▶ _Exercise passage_:
◆ ◆ ◆ ◆
Officers sent the bag to the FBI laboratory for DNA analysis, along with rape kits
obtained from Martell and Vallie. Analysis revealed that all DNA present on the
vaginal swabs and underwear came from Martell and Vallie. Vallie was indicted for
sexual abuse, under 18 U.S.C. § 2242(2)(A) and § 1153, and incest, under 18 U.S.C.
§ 1153 and North Dakota Century Code §§ 12.1-20-11, -32-01. The case was tried
before a jury which convicted on both counts. The district court1 denied Vallie's
motion for a new trial and sentenced him to 70 months.
◆ ◆ ◆ ◆
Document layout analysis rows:

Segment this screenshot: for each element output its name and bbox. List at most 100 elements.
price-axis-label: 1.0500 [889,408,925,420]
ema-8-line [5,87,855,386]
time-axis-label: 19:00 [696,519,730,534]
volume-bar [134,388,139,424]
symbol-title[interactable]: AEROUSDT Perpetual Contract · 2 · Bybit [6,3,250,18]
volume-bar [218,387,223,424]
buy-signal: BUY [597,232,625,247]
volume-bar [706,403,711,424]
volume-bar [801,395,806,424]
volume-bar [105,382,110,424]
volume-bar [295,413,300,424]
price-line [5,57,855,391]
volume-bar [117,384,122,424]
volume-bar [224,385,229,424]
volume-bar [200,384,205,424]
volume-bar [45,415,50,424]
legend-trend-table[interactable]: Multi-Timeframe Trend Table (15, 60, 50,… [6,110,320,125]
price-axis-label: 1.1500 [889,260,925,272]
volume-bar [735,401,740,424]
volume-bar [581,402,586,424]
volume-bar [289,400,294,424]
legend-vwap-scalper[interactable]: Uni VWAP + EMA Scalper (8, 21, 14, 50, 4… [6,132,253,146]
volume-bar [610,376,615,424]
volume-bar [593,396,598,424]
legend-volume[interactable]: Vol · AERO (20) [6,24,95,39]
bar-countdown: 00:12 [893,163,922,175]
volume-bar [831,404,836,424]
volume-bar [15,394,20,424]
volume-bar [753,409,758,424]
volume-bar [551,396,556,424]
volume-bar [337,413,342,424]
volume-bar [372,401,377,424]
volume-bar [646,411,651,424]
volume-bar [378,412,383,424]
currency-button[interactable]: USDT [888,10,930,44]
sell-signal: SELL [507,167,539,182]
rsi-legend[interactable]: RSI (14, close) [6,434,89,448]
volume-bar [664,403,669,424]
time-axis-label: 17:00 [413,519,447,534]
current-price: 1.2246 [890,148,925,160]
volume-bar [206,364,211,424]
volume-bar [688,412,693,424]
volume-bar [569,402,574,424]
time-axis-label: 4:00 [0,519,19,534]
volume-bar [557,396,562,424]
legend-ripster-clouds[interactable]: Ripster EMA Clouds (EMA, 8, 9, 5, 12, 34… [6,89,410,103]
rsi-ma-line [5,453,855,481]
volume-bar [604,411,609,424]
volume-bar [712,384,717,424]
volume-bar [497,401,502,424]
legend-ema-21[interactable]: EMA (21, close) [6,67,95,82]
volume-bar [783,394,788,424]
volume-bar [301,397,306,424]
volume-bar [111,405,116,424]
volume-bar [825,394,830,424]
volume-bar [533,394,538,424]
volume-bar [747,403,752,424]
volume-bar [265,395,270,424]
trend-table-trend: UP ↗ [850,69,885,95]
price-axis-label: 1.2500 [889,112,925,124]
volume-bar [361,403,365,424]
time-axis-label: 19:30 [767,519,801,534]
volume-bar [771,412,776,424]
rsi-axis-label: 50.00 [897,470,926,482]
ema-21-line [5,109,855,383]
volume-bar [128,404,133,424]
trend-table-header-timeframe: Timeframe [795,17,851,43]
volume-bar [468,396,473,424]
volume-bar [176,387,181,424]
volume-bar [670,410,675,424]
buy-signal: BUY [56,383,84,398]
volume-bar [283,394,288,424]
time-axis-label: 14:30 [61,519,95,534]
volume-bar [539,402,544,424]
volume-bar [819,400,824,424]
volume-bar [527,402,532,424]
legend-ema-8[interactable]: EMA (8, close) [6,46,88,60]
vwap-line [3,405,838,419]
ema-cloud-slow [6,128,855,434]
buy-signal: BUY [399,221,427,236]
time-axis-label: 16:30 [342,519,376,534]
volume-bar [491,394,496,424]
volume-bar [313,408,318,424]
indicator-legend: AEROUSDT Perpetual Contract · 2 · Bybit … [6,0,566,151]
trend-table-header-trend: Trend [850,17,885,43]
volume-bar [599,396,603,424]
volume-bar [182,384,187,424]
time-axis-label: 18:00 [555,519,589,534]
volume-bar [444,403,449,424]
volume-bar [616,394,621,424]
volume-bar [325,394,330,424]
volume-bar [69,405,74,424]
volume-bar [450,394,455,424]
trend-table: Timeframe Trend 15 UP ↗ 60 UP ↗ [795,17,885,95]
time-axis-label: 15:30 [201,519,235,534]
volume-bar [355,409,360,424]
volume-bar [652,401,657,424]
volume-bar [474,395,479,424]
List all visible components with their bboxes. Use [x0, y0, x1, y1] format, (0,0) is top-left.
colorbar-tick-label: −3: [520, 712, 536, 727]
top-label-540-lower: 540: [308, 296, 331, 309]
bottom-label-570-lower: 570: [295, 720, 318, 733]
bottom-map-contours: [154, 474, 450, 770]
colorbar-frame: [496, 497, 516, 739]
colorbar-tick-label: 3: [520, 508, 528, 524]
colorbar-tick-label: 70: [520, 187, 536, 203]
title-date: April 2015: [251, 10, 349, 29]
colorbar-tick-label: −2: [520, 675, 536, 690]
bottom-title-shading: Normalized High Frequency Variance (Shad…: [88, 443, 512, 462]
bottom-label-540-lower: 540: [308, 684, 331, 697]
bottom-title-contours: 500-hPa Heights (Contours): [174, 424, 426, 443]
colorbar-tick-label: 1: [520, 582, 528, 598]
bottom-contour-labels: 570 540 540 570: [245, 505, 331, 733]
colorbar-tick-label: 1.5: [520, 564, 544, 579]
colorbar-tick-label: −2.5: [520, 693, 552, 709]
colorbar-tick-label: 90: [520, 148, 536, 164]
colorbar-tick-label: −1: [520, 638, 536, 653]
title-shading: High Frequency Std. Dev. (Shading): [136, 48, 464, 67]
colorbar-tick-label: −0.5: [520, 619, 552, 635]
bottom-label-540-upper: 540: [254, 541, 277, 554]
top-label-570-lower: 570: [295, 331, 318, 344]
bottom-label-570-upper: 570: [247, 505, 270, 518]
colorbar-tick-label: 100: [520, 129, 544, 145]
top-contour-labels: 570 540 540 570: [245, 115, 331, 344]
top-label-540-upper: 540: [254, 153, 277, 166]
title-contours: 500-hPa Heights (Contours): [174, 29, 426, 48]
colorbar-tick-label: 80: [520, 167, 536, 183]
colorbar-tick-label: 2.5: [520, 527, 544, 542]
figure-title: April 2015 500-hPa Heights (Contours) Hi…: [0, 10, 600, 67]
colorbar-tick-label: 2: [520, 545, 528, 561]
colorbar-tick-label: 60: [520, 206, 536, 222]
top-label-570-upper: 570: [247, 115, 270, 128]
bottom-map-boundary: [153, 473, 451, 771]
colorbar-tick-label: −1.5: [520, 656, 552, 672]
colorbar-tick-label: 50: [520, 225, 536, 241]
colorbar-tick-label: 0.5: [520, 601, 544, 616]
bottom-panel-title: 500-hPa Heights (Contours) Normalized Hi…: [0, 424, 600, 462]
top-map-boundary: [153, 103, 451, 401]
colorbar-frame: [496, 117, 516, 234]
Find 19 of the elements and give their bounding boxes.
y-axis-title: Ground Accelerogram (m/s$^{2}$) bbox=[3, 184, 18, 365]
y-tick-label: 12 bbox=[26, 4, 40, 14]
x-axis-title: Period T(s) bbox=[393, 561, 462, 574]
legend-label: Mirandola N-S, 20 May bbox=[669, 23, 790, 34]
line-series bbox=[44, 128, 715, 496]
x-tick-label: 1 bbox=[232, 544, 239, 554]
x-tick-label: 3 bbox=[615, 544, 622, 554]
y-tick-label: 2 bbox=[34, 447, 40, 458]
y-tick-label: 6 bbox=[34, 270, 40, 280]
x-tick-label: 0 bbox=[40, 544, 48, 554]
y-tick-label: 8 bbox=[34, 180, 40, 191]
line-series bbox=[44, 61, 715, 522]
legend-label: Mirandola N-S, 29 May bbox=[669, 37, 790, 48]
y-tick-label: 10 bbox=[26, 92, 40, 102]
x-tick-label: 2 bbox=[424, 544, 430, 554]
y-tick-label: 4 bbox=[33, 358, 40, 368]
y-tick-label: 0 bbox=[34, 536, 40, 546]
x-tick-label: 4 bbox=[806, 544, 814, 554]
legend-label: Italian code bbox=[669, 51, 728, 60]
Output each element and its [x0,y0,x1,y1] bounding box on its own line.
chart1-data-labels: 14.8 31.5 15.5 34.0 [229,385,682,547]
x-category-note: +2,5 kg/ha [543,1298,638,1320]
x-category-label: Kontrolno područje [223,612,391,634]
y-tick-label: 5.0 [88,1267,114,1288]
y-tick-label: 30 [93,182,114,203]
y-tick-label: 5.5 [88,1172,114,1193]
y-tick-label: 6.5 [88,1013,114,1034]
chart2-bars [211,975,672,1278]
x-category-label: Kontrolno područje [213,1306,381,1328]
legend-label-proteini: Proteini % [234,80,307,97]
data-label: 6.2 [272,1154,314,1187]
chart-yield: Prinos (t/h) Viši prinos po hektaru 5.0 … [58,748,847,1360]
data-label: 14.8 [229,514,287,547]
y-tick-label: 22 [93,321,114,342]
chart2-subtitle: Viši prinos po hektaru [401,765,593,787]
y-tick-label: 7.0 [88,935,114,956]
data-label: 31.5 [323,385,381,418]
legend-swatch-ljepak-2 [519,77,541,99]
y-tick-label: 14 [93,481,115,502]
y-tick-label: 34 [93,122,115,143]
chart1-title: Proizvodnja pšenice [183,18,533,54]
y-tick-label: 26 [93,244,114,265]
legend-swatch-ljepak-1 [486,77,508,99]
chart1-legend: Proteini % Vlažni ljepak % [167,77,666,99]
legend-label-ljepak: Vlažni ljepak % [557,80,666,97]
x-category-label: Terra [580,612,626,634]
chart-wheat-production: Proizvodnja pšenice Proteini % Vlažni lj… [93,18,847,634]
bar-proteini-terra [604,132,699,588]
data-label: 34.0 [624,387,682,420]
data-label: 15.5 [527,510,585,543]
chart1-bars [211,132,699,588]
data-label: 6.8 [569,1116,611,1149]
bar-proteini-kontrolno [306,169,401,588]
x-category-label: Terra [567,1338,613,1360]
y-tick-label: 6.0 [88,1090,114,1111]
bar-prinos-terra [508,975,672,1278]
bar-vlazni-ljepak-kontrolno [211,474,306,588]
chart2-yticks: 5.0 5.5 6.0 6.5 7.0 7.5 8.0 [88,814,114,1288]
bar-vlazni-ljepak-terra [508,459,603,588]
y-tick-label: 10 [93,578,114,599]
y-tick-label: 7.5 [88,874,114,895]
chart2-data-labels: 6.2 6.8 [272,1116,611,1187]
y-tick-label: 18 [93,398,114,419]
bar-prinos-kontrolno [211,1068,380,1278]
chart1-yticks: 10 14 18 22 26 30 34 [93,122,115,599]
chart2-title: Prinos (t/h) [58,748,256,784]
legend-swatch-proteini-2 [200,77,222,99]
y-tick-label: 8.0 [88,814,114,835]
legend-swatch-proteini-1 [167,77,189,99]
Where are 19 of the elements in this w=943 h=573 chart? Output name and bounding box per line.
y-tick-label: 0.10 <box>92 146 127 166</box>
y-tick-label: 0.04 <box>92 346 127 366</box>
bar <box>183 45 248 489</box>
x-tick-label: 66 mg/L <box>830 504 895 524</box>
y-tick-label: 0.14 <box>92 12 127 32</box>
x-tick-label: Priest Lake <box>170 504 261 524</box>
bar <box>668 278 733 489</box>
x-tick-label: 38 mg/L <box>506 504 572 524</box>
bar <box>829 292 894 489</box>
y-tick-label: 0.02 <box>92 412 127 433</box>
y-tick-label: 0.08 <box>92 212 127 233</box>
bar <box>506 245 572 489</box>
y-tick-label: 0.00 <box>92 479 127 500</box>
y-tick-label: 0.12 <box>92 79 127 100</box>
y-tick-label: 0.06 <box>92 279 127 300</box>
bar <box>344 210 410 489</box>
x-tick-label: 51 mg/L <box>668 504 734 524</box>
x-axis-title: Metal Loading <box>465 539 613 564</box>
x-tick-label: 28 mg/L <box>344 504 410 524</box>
◆ ◆ ◆ ◆
▶ _Your tasks_:
• a. According to the passage about Vallie's trial, what sentence did the district court impose?
• b. List the statutory and code provisions that the passage about Vallie's trial cites for the charges against him.
• c. Carry on the passage about Vallie's trial from its final sentence.

▶ _Results for each task_:
• a. 70 months

• b. 18 U.S.C. § 2242(2)(A); 18 U.S.C. § 1153; North Dakota Century Code §§ 12.1-20-11, -32-01

• c.
       Vallie appeals his convictions, arguing that the district court erred by admitting
the DNA evidence, undisclosed blood alcohol tests, and testimony from an
investigator who gave inaccurate grand jury testimony. Vallie also contends that the
court did not adequately sequester witnesses and that the prosecutor committed
misconduct by asking him about a prior offense unrelated to sexual conduct and by
vouching for the credibility of witnesses. Finally, he contends that 18 U.S.C. §
1153(b) violates his right to equal protection because it uses state criminal law to
define federal offenses and thus imposes nonuniform standards of liability and
punishment.




      1
       The Honorable Patrick A. Conmy, United States District Court for the District
of North Dakota.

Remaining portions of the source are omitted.